Data items
——

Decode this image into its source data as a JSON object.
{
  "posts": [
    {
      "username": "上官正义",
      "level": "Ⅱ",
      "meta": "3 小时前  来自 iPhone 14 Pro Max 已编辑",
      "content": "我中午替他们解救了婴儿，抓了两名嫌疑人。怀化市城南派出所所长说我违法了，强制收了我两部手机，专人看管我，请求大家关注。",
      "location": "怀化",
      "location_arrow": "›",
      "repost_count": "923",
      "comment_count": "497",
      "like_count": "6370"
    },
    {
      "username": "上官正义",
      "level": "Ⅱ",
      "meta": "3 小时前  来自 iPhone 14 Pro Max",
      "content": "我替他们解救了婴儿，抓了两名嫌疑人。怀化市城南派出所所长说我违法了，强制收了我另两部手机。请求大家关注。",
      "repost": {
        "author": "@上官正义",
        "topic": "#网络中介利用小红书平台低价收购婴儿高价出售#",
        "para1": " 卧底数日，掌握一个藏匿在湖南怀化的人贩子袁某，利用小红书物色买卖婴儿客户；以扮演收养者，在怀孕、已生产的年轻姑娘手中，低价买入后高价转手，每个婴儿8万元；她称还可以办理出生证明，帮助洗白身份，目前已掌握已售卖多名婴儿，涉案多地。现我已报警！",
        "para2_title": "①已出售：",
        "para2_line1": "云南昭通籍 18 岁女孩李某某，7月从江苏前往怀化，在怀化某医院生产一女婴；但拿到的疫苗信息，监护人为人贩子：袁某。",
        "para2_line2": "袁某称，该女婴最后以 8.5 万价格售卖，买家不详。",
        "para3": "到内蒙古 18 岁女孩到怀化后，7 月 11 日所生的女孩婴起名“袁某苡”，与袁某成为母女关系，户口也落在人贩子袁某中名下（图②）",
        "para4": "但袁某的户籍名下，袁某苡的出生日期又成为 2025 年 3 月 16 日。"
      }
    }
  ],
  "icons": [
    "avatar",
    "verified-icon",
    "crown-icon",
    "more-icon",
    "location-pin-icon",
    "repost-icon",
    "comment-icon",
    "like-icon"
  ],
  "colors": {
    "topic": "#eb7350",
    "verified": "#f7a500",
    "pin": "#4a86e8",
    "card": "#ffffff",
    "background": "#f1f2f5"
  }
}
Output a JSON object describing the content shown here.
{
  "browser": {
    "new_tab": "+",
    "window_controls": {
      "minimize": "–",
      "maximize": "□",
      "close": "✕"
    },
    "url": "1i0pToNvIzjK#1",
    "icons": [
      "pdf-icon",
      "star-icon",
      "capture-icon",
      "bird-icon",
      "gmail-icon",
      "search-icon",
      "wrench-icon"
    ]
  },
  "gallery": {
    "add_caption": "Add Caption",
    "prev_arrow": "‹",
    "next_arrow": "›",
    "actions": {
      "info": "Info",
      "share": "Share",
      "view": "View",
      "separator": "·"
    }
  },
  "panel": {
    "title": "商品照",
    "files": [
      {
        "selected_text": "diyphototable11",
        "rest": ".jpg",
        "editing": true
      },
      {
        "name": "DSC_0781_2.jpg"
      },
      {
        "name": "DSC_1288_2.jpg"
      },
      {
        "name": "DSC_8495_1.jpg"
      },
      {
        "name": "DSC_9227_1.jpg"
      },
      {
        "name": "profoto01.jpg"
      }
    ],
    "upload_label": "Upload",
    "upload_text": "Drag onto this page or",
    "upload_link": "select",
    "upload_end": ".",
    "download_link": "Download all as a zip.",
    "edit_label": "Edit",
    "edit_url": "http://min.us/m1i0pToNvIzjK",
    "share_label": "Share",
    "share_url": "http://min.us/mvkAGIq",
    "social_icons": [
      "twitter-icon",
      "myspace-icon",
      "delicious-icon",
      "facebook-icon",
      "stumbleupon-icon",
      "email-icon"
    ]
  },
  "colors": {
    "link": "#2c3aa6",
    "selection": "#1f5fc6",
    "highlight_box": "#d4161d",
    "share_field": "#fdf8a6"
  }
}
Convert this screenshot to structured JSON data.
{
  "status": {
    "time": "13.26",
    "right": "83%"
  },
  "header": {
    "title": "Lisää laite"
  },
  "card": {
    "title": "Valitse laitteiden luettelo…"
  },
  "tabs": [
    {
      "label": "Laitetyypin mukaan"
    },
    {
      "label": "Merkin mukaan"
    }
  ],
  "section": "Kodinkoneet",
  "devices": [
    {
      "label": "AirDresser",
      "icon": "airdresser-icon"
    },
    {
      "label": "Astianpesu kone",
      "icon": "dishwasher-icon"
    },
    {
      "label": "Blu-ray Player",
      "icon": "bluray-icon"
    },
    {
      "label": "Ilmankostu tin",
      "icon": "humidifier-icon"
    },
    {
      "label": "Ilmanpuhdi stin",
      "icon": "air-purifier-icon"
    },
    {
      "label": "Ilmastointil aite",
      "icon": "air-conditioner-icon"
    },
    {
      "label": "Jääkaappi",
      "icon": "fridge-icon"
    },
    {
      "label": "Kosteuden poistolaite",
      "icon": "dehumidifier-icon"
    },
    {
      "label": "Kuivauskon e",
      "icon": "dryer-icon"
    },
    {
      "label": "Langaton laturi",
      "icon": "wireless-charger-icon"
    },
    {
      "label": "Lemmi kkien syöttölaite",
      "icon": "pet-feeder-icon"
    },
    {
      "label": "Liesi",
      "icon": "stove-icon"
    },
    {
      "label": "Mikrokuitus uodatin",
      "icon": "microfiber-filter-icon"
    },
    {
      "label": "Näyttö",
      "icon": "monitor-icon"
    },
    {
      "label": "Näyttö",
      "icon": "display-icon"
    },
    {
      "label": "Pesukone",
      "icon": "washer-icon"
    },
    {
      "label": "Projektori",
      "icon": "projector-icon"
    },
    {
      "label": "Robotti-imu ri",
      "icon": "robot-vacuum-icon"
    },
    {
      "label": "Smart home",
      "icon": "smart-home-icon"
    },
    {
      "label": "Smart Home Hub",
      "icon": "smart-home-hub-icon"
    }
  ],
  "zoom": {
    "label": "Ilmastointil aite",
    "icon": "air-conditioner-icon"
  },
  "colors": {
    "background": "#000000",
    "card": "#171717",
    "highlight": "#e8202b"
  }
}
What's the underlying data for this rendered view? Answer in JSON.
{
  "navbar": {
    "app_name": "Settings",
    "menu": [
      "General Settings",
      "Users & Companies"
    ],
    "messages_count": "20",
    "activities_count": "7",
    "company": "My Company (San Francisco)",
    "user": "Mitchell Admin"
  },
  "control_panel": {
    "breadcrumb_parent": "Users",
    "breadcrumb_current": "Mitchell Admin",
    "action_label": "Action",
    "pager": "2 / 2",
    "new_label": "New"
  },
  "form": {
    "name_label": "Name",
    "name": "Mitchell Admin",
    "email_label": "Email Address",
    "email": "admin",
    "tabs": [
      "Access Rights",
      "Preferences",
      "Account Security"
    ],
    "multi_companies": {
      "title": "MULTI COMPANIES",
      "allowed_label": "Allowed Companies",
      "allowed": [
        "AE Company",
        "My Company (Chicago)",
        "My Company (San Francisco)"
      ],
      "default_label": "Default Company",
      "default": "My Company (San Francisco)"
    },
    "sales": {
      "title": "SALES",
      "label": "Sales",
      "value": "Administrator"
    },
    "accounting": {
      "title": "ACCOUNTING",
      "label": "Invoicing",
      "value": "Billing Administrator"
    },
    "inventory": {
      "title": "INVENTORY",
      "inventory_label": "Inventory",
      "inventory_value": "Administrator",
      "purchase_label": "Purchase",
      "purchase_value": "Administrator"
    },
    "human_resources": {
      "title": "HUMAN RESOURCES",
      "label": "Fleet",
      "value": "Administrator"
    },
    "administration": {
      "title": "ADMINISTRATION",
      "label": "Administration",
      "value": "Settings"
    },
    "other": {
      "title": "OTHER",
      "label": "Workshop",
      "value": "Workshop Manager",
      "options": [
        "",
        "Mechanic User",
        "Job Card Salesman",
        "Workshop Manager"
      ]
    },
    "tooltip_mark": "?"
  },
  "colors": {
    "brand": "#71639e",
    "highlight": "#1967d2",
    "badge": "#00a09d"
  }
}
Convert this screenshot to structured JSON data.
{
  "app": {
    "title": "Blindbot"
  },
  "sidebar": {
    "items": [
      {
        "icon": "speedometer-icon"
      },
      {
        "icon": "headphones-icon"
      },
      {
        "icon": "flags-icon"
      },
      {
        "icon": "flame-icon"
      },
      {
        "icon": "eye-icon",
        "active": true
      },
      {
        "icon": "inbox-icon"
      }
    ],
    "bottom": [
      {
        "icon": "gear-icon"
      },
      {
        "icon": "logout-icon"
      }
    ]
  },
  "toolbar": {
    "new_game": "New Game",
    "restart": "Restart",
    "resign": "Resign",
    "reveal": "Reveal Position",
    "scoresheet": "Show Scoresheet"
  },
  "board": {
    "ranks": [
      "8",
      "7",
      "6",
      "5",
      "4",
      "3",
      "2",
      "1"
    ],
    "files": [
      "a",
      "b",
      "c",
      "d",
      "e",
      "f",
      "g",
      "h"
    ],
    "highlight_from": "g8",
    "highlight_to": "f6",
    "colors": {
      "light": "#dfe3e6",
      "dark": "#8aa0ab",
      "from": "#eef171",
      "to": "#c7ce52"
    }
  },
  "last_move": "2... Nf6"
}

——

WHAT IS REQUIRED:
Each line that has the word "content" should be copied.

RESPONSE BELOW:
      "content": "我中午替他们解救了婴儿，抓了两名嫌疑人。怀化市城南派出所所长说我违法了，强制收了我两部手机，专人看管我，请求大家关注。",
      "content": "我替他们解救了婴儿，抓了两名嫌疑人。怀化市城南派出所所长说我违法了，强制收了我另两部手机。请求大家关注。",
Output a JSON object describing the content shown here.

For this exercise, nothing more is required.